Short problem
Copy everything in the data below exactly except the pictures.

Records

══════════

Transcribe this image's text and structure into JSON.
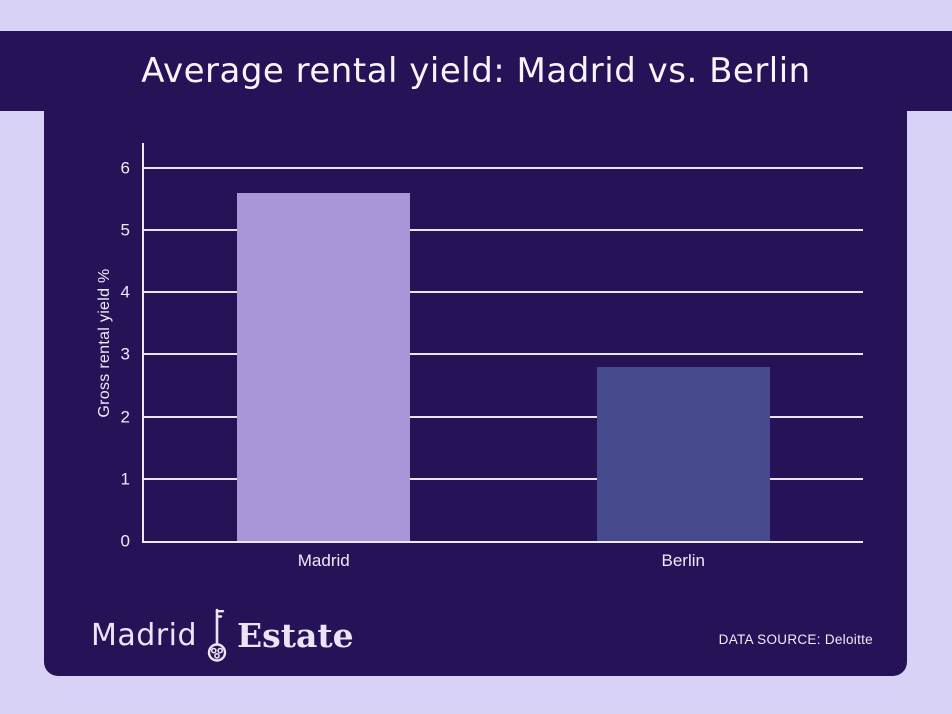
{
  "page": {
    "background_color": "#d8d2f7",
    "panel_color": "#261256",
    "text_color": "#f7f4fc",
    "gridline_color": "#e8e4f4"
  },
  "header": {
    "title": "Average rental yield: Madrid vs. Berlin"
  },
  "chart_data": {
    "type": "bar",
    "title": "Average rental yield: Madrid vs. Berlin",
    "categories": [
      "Madrid",
      "Berlin"
    ],
    "values": [
      5.6,
      2.8
    ],
    "xlabel": "",
    "ylabel": "Gross rental yield %",
    "ylim": [
      0,
      6.4
    ],
    "yticks": [
      0,
      1,
      2,
      3,
      4,
      5,
      6
    ],
    "grid": true,
    "legend_position": "none",
    "bar_colors": [
      "#a996d9",
      "#46498c"
    ]
  },
  "footer": {
    "logo": {
      "part1": "Madrid",
      "icon": "key-icon",
      "part2": "Estate",
      "color": "#eae4f6"
    },
    "source_label": "DATA SOURCE: Deloitte"
  }
}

══════════

Full solution
Transcribe this image's text and structure into JSON.
{
  "page": {
    "background_color": "#d8d2f7",
    "panel_color": "#261256",
    "text_color": "#f7f4fc",
    "gridline_color": "#e8e4f4"
  },
  "header": {
    "title": "Average rental yield: Madrid vs. Berlin"
  },
  "chart_data": {
    "type": "bar",
    "title": "Average rental yield: Madrid vs. Berlin",
    "categories": [
      "Madrid",
      "Berlin"
    ],
    "values": [
      5.6,
      2.8
    ],
    "xlabel": "",
    "ylabel": "Gross rental yield %",
    "ylim": [
      0,
      6.4
    ],
    "yticks": [
      0,
      1,
      2,
      3,
      4,
      5,
      6
    ],
    "grid": true,
    "legend_position": "none",
    "bar_colors": [
      "#a996d9",
      "#46498c"
    ]
  },
  "footer": {
    "logo": {
      "part1": "Madrid",
      "icon": "key-icon",
      "part2": "Estate",
      "color": "#eae4f6"
    },
    "source_label": "DATA SOURCE: Deloitte"
  }
}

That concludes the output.